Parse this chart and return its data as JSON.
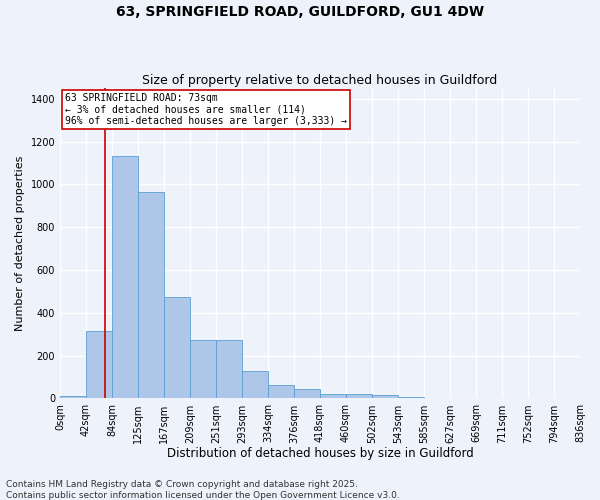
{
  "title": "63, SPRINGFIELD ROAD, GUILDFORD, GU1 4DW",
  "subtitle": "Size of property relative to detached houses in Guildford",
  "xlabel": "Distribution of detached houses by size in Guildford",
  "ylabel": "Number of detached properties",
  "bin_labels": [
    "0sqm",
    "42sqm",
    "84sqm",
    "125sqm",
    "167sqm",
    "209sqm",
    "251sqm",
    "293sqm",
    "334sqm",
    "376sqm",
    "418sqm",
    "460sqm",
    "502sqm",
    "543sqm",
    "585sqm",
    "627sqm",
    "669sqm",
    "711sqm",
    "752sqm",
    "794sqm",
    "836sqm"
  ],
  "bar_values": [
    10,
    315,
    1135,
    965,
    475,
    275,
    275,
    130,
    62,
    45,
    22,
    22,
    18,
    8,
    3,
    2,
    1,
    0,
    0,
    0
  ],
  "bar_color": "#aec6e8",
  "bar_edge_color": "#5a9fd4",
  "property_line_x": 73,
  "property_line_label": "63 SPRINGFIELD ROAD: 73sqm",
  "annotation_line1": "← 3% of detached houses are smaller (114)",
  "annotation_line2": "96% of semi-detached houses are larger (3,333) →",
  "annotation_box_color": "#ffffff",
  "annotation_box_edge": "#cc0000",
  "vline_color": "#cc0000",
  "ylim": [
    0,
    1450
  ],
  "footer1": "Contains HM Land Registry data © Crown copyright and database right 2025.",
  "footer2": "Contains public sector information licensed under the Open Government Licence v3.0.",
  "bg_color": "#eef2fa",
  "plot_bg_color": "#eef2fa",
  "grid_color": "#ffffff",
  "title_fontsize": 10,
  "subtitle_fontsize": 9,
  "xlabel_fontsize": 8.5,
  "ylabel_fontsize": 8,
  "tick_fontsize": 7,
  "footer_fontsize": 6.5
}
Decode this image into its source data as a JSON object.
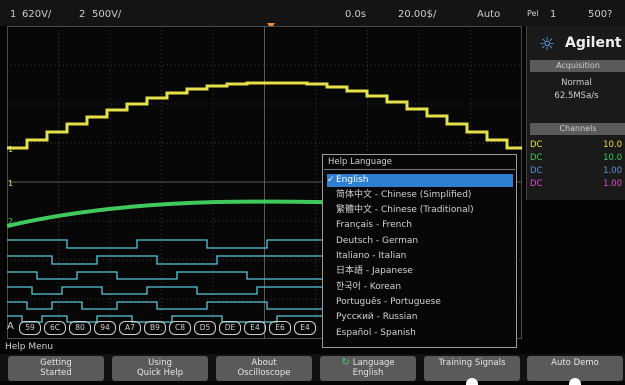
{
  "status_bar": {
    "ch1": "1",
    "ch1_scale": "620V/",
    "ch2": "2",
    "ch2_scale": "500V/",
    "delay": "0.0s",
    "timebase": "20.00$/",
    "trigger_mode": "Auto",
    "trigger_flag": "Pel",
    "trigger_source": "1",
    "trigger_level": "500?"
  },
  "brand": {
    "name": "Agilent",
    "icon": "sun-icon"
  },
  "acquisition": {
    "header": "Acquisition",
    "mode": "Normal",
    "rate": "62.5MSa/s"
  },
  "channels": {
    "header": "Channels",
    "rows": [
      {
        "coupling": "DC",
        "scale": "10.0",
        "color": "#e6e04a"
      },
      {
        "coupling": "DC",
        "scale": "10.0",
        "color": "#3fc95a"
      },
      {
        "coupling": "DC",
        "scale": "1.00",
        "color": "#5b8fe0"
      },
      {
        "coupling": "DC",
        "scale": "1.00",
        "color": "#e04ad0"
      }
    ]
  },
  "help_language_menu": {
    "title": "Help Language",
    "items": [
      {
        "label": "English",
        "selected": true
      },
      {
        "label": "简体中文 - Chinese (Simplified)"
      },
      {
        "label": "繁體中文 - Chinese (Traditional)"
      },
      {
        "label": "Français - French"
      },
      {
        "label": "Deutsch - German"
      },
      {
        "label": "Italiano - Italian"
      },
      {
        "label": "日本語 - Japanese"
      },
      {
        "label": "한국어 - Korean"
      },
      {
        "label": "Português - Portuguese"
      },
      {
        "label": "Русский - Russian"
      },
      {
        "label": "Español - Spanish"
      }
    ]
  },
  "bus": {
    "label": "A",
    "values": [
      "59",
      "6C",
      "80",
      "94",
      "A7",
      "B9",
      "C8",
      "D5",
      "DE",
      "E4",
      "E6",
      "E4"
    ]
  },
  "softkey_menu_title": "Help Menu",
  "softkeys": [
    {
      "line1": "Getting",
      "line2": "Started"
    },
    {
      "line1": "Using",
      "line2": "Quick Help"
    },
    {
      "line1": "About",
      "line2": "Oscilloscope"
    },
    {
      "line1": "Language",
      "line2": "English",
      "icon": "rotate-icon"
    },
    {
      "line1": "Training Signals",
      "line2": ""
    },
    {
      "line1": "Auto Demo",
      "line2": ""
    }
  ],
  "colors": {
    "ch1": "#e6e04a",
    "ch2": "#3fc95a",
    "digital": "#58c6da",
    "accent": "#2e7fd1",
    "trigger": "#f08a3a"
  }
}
━━━━━━━━━━
### WORK REQUIRED
Leave the pictures out, and print every line of the listing exactly as written.

### RESPONSE TO THE EXERCISE
Parse this chart and return its data as JSON.
{
  "title": "63, SPRINGFIELD ROAD, GUILDFORD, GU1 4DW",
  "subtitle": "Size of property relative to detached houses in Guildford",
  "xlabel": "Distribution of detached houses by size in Guildford",
  "ylabel": "Number of detached properties",
  "bin_labels": [
    "0sqm",
    "42sqm",
    "84sqm",
    "125sqm",
    "167sqm",
    "209sqm",
    "251sqm",
    "293sqm",
    "334sqm",
    "376sqm",
    "418sqm",
    "460sqm",
    "502sqm",
    "543sqm",
    "585sqm",
    "627sqm",
    "669sqm",
    "711sqm",
    "752sqm",
    "794sqm",
    "836sqm"
  ],
  "bar_values": [
    10,
    315,
    1135,
    965,
    475,
    275,
    275,
    130,
    62,
    45,
    22,
    22,
    18,
    8,
    3,
    2,
    1,
    0,
    0,
    0
  ],
  "bar_color": "#aec6e8",
  "bar_edge_color": "#5a9fd4",
  "property_line_x": 73,
  "property_line_label": "63 SPRINGFIELD ROAD: 73sqm",
  "annotation_line1": "← 3% of detached houses are smaller (114)",
  "annotation_line2": "96% of semi-detached houses are larger (3,333) →",
  "annotation_box_color": "#ffffff",
  "annotation_box_edge": "#cc0000",
  "vline_color": "#cc0000",
  "ylim": [
    0,
    1450
  ],
  "footer1": "Contains HM Land Registry data © Crown copyright and database right 2025.",
  "footer2": "Contains public sector information licensed under the Open Government Licence v3.0.",
  "bg_color": "#eef2fa",
  "plot_bg_color": "#eef2fa",
  "grid_color": "#ffffff",
  "title_fontsize": 10,
  "subtitle_fontsize": 9,
  "xlabel_fontsize": 8.5,
  "ylabel_fontsize": 8,
  "tick_fontsize": 7,
  "footer_fontsize": 6.5
}
Decode this image into its source data as a JSON object.
{
  "status_bar": {
    "ch1": "1",
    "ch1_scale": "620V/",
    "ch2": "2",
    "ch2_scale": "500V/",
    "delay": "0.0s",
    "timebase": "20.00$/",
    "trigger_mode": "Auto",
    "trigger_flag": "Pel",
    "trigger_source": "1",
    "trigger_level": "500?"
  },
  "brand": {
    "name": "Agilent",
    "icon": "sun-icon"
  },
  "acquisition": {
    "header": "Acquisition",
    "mode": "Normal",
    "rate": "62.5MSa/s"
  },
  "channels": {
    "header": "Channels",
    "rows": [
      {
        "coupling": "DC",
        "scale": "10.0",
        "color": "#e6e04a"
      },
      {
        "coupling": "DC",
        "scale": "10.0",
        "color": "#3fc95a"
      },
      {
        "coupling": "DC",
        "scale": "1.00",
        "color": "#5b8fe0"
      },
      {
        "coupling": "DC",
        "scale": "1.00",
        "color": "#e04ad0"
      }
    ]
  },
  "help_language_menu": {
    "title": "Help Language",
    "items": [
      {
        "label": "English",
        "selected": true
      },
      {
        "label": "简体中文 - Chinese (Simplified)"
      },
      {
        "label": "繁體中文 - Chinese (Traditional)"
      },
      {
        "label": "Français - French"
      },
      {
        "label": "Deutsch - German"
      },
      {
        "label": "Italiano - Italian"
      },
      {
        "label": "日本語 - Japanese"
      },
      {
        "label": "한국어 - Korean"
      },
      {
        "label": "Português - Portuguese"
      },
      {
        "label": "Русский - Russian"
      },
      {
        "label": "Español - Spanish"
      }
    ]
  },
  "bus": {
    "label": "A",
    "values": [
      "59",
      "6C",
      "80",
      "94",
      "A7",
      "B9",
      "C8",
      "D5",
      "DE",
      "E4",
      "E6",
      "E4"
    ]
  },
  "softkey_menu_title": "Help Menu",
  "softkeys": [
    {
      "line1": "Getting",
      "line2": "Started"
    },
    {
      "line1": "Using",
      "line2": "Quick Help"
    },
    {
      "line1": "About",
      "line2": "Oscilloscope"
    },
    {
      "line1": "Language",
      "line2": "English",
      "icon": "rotate-icon"
    },
    {
      "line1": "Training Signals",
      "line2": ""
    },
    {
      "line1": "Auto Demo",
      "line2": ""
    }
  ],
  "colors": {
    "ch1": "#e6e04a",
    "ch2": "#3fc95a",
    "digital": "#58c6da",
    "accent": "#2e7fd1",
    "trigger": "#f08a3a"
  }
}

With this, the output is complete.